▶ _Problem details_: Every line below that mentions the word "steering" should be copied out.
═══ Records shown ═══
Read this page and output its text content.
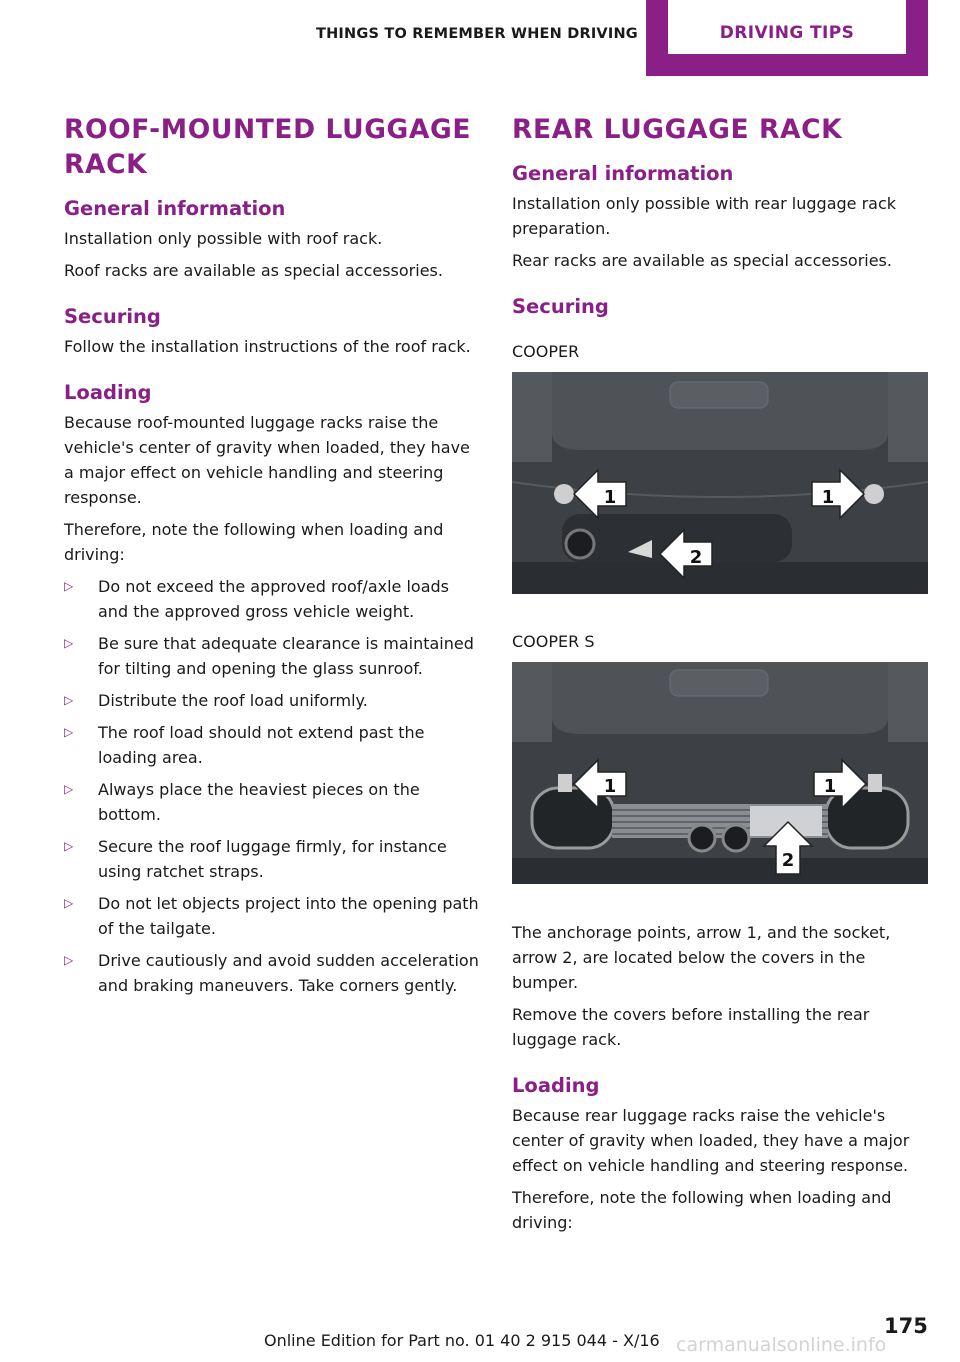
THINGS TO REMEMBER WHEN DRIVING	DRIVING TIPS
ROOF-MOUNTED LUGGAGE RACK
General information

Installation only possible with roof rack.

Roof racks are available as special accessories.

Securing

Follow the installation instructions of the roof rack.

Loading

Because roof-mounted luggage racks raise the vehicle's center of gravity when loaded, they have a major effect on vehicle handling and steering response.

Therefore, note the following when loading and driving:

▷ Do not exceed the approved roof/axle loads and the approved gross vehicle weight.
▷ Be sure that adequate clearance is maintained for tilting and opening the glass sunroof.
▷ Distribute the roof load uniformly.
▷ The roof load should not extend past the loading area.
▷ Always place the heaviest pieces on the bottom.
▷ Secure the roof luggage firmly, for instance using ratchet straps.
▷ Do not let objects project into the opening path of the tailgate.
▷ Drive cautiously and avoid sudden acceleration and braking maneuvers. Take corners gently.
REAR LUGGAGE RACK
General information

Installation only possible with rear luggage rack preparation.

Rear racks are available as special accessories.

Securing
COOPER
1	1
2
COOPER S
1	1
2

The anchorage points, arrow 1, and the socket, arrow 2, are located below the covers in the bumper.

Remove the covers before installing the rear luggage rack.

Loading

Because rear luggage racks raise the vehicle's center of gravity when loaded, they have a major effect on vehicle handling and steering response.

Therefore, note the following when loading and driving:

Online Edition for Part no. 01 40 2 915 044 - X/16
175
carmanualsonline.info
═══
═══ Records shown ═══
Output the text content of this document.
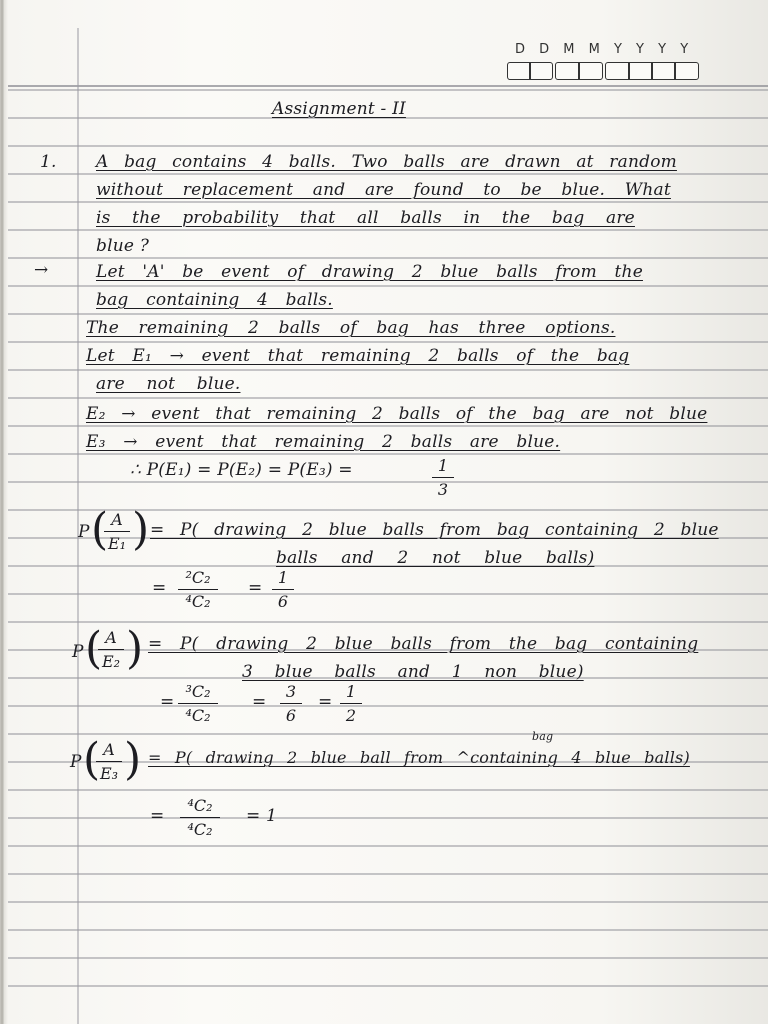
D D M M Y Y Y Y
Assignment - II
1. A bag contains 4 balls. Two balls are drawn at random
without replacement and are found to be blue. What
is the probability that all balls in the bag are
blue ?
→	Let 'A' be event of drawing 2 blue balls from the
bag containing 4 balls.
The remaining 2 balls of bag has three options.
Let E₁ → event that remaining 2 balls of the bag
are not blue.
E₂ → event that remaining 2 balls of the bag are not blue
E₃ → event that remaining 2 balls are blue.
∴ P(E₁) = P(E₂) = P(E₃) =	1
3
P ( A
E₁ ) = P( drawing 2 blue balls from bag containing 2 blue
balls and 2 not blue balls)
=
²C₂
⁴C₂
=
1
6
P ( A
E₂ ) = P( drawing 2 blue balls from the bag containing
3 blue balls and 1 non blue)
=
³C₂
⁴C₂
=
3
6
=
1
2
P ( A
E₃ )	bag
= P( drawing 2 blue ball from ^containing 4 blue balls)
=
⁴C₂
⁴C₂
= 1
═══
═══ Records shown ═══
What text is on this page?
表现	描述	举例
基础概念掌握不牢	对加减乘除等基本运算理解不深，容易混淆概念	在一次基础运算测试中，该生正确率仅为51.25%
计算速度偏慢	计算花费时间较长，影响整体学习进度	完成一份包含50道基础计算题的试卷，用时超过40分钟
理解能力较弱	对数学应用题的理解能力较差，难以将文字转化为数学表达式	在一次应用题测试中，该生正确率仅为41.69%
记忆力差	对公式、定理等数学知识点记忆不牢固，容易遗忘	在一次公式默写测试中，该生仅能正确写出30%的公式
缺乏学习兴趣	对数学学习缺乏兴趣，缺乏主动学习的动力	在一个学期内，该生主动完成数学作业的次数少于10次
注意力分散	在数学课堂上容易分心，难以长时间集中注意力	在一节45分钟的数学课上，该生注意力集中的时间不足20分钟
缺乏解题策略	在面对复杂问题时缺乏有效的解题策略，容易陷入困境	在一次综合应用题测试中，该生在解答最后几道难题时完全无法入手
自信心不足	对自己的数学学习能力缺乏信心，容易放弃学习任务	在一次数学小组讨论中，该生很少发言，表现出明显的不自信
═══
▶ _Result_:
Because roof-mounted luggage racks raise the vehicle's center of gravity when loaded, they have a major effect on vehicle handling and steering response.
Because rear luggage racks raise the vehicle's center of gravity when loaded, they have a major effect on vehicle handling and steering response.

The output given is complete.